■ **WHAT TO DO**
Exact repetition is required: output every record in full.

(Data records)
**********

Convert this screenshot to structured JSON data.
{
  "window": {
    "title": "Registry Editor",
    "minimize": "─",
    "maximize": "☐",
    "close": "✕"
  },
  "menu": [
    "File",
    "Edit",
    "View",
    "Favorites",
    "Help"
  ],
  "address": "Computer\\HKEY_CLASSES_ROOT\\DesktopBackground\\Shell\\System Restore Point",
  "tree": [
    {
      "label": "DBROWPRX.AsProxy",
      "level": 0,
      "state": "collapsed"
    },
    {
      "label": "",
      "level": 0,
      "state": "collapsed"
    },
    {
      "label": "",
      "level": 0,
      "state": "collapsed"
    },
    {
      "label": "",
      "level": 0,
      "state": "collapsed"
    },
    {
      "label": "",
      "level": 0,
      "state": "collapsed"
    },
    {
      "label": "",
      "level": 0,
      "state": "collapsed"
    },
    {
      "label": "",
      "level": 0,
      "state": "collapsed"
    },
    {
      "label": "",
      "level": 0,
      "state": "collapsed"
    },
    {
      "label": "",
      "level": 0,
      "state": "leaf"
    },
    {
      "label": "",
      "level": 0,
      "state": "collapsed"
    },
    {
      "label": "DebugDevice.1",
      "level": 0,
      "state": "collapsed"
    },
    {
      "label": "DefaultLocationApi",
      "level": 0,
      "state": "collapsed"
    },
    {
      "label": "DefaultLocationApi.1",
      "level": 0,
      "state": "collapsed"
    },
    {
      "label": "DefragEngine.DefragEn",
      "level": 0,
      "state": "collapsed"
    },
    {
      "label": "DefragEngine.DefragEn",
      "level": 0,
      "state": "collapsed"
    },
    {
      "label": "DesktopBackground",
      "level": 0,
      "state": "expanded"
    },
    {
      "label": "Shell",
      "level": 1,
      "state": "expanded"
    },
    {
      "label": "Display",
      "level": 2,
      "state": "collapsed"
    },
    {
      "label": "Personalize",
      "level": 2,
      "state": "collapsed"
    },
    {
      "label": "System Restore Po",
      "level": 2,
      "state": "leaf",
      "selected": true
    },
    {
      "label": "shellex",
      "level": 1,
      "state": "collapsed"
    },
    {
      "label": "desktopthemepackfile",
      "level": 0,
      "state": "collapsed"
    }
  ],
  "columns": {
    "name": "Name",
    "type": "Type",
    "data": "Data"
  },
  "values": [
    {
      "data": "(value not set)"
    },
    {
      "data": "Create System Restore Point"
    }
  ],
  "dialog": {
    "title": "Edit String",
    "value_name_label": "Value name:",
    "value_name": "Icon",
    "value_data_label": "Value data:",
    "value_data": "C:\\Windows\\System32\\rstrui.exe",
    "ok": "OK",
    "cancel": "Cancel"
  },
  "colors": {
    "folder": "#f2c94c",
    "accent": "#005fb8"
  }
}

**********

■ **WRITTEN RESPONSE**
Convert this screenshot to structured JSON data.
{
  "window": {
    "title": "Registry Editor",
    "minimize": "─",
    "maximize": "☐",
    "close": "✕"
  },
  "menu": [
    "File",
    "Edit",
    "View",
    "Favorites",
    "Help"
  ],
  "address": "Computer\\HKEY_CLASSES_ROOT\\DesktopBackground\\Shell\\System Restore Point",
  "tree": [
    {
      "label": "DBROWPRX.AsProxy",
      "level": 0,
      "state": "collapsed"
    },
    {
      "label": "",
      "level": 0,
      "state": "collapsed"
    },
    {
      "label": "",
      "level": 0,
      "state": "collapsed"
    },
    {
      "label": "",
      "level": 0,
      "state": "collapsed"
    },
    {
      "label": "",
      "level": 0,
      "state": "collapsed"
    },
    {
      "label": "",
      "level": 0,
      "state": "collapsed"
    },
    {
      "label": "",
      "level": 0,
      "state": "collapsed"
    },
    {
      "label": "",
      "level": 0,
      "state": "collapsed"
    },
    {
      "label": "",
      "level": 0,
      "state": "leaf"
    },
    {
      "label": "",
      "level": 0,
      "state": "collapsed"
    },
    {
      "label": "DebugDevice.1",
      "level": 0,
      "state": "collapsed"
    },
    {
      "label": "DefaultLocationApi",
      "level": 0,
      "state": "collapsed"
    },
    {
      "label": "DefaultLocationApi.1",
      "level": 0,
      "state": "collapsed"
    },
    {
      "label": "DefragEngine.DefragEn",
      "level": 0,
      "state": "collapsed"
    },
    {
      "label": "DefragEngine.DefragEn",
      "level": 0,
      "state": "collapsed"
    },
    {
      "label": "DesktopBackground",
      "level": 0,
      "state": "expanded"
    },
    {
      "label": "Shell",
      "level": 1,
      "state": "expanded"
    },
    {
      "label": "Display",
      "level": 2,
      "state": "collapsed"
    },
    {
      "label": "Personalize",
      "level": 2,
      "state": "collapsed"
    },
    {
      "label": "System Restore Po",
      "level": 2,
      "state": "leaf",
      "selected": true
    },
    {
      "label": "shellex",
      "level": 1,
      "state": "collapsed"
    },
    {
      "label": "desktopthemepackfile",
      "level": 0,
      "state": "collapsed"
    }
  ],
  "columns": {
    "name": "Name",
    "type": "Type",
    "data": "Data"
  },
  "values": [
    {
      "data": "(value not set)"
    },
    {
      "data": "Create System Restore Point"
    }
  ],
  "dialog": {
    "title": "Edit String",
    "value_name_label": "Value name:",
    "value_name": "Icon",
    "value_data_label": "Value data:",
    "value_data": "C:\\Windows\\System32\\rstrui.exe",
    "ok": "OK",
    "cancel": "Cancel"
  },
  "colors": {
    "folder": "#f2c94c",
    "accent": "#005fb8"
  }
}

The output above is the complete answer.